#### Exercise objective:
Can you rewrite these records, changing every "info-key" to "field-name" and keeping everything else the same, but without the pictures?

#### Supplied records:
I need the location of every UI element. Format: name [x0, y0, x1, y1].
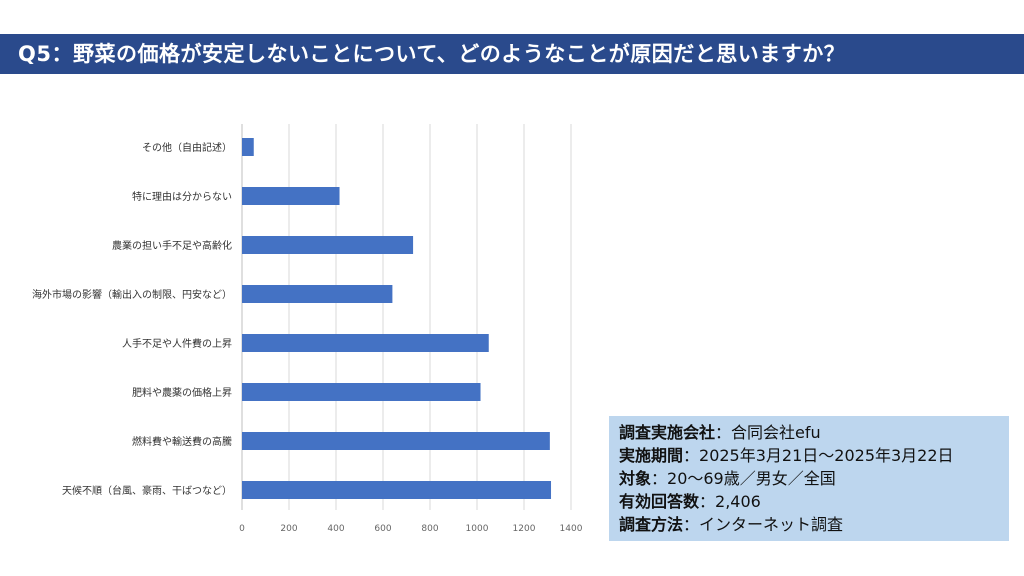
x-tick-label: 400 — [327, 524, 344, 534]
x-tick-label: 1400 — [560, 524, 583, 534]
x-tick-label: 800 — [421, 524, 438, 534]
survey-info-box: 調査実施会社：合同会社efu 実施期間：2025年3月21日～2025年3月22… — [609, 416, 1009, 541]
x-tick-label: 600 — [374, 524, 391, 534]
bar — [242, 481, 552, 499]
chart-x-tick-labels: 0 200 400 600 800 1000 1200 1400 — [239, 524, 583, 534]
category-label: 肥料や農薬の価格上昇 — [132, 386, 232, 399]
bar — [242, 383, 481, 401]
info-key: 調査方法 — [619, 515, 684, 534]
info-row-company: 調査実施会社：合同会社efu — [619, 421, 999, 444]
info-value: ：2,406 — [699, 492, 761, 511]
info-key: 調査実施会社 — [619, 423, 716, 442]
category-label: 農業の担い手不足や高齢化 — [112, 239, 232, 252]
x-tick-label: 1000 — [466, 524, 489, 534]
info-key: 有効回答数 — [619, 492, 700, 511]
info-row-period: 実施期間：2025年3月21日～2025年3月22日 — [619, 444, 999, 467]
info-row-target: 対象：20～69歳／男女／全国 — [619, 467, 999, 490]
category-label: 特に理由は分からない — [132, 190, 232, 203]
category-label: 人手不足や人件費の上昇 — [122, 337, 232, 350]
info-value: ：合同会社efu — [715, 423, 821, 442]
bar — [242, 285, 393, 303]
x-tick-label: 1200 — [513, 524, 536, 534]
bar-chart: その他（自由記述） 特に理由は分からない農業の担い手不足や高齢化海外市場の影響（輸… — [32, 124, 583, 534]
bar — [242, 334, 489, 352]
info-value: ：2025年3月21日～2025年3月22日 — [683, 446, 954, 465]
info-row-method: 調査方法：インターネット調査 — [619, 513, 999, 536]
info-key: 対象 — [619, 469, 652, 488]
category-label: 燃料費や輸送費の高騰 — [132, 435, 232, 448]
category-label: 海外市場の影響（輸出入の制限、円安など） — [32, 288, 232, 301]
bar — [242, 236, 414, 254]
info-value: ：インターネット調査 — [683, 515, 844, 534]
category-label: その他（自由記述） — [142, 141, 232, 154]
page-title: Q5：野菜の価格が安定しないことについて、どのようなことが原因だと思いますか？ — [0, 34, 1024, 74]
x-tick-label: 200 — [280, 524, 297, 534]
info-value: ：20～69歳／男女／全国 — [651, 469, 836, 488]
bar — [242, 138, 254, 156]
category-label: 天候不順（台風、豪雨、干ばつなど） — [62, 484, 232, 497]
bar — [242, 187, 340, 205]
chart-gridlines — [241, 124, 572, 510]
x-tick-label: 0 — [239, 524, 245, 534]
chart-bars — [242, 138, 552, 499]
info-row-responses: 有効回答数：2,406 — [619, 490, 999, 513]
chart-category-labels: その他（自由記述） 特に理由は分からない農業の担い手不足や高齢化海外市場の影響（輸… — [32, 141, 232, 497]
bar — [242, 432, 550, 450]
info-key: 実施期間 — [619, 446, 684, 465]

#### Solution:
I need the location of every UI element. Format: name [x0, y0, x1, y1].
x-tick-label: 400 — [327, 524, 344, 534]
x-tick-label: 1400 — [560, 524, 583, 534]
x-tick-label: 800 — [421, 524, 438, 534]
survey-info-box: 調査実施会社：合同会社efu 実施期間：2025年3月21日～2025年3月22… — [609, 416, 1009, 541]
x-tick-label: 600 — [374, 524, 391, 534]
bar — [242, 481, 552, 499]
chart-x-tick-labels: 0 200 400 600 800 1000 1200 1400 — [239, 524, 583, 534]
category-label: 肥料や農薬の価格上昇 — [132, 386, 232, 399]
bar — [242, 383, 481, 401]
field-name: 調査方法 — [619, 515, 684, 534]
info-row-company: 調査実施会社：合同会社efu — [619, 421, 999, 444]
info-value: ：2,406 — [699, 492, 761, 511]
field-name: 調査実施会社 — [619, 423, 716, 442]
category-label: 農業の担い手不足や高齢化 — [112, 239, 232, 252]
x-tick-label: 1000 — [466, 524, 489, 534]
field-name: 有効回答数 — [619, 492, 700, 511]
info-row-period: 実施期間：2025年3月21日～2025年3月22日 — [619, 444, 999, 467]
info-row-target: 対象：20～69歳／男女／全国 — [619, 467, 999, 490]
category-label: 特に理由は分からない — [132, 190, 232, 203]
category-label: 人手不足や人件費の上昇 — [122, 337, 232, 350]
info-value: ：合同会社efu — [715, 423, 821, 442]
bar — [242, 285, 393, 303]
x-tick-label: 1200 — [513, 524, 536, 534]
bar-chart: その他（自由記述） 特に理由は分からない農業の担い手不足や高齢化海外市場の影響（輸… — [32, 124, 583, 534]
bar — [242, 334, 489, 352]
info-value: ：2025年3月21日～2025年3月22日 — [683, 446, 954, 465]
info-row-method: 調査方法：インターネット調査 — [619, 513, 999, 536]
field-name: 対象 — [619, 469, 652, 488]
category-label: 燃料費や輸送費の高騰 — [132, 435, 232, 448]
category-label: 海外市場の影響（輸出入の制限、円安など） — [32, 288, 232, 301]
bar — [242, 236, 414, 254]
info-value: ：インターネット調査 — [683, 515, 844, 534]
category-label: その他（自由記述） — [142, 141, 232, 154]
page-title: Q5：野菜の価格が安定しないことについて、どのようなことが原因だと思いますか？ — [0, 34, 1024, 74]
x-tick-label: 200 — [280, 524, 297, 534]
info-value: ：20～69歳／男女／全国 — [651, 469, 836, 488]
bar — [242, 138, 254, 156]
category-label: 天候不順（台風、豪雨、干ばつなど） — [62, 484, 232, 497]
bar — [242, 187, 340, 205]
chart-gridlines — [241, 124, 572, 510]
x-tick-label: 0 — [239, 524, 245, 534]
chart-bars — [242, 138, 552, 499]
info-row-responses: 有効回答数：2,406 — [619, 490, 999, 513]
chart-category-labels: その他（自由記述） 特に理由は分からない農業の担い手不足や高齢化海外市場の影響（輸… — [32, 141, 232, 497]
bar — [242, 432, 550, 450]
field-name: 実施期間 — [619, 446, 684, 465]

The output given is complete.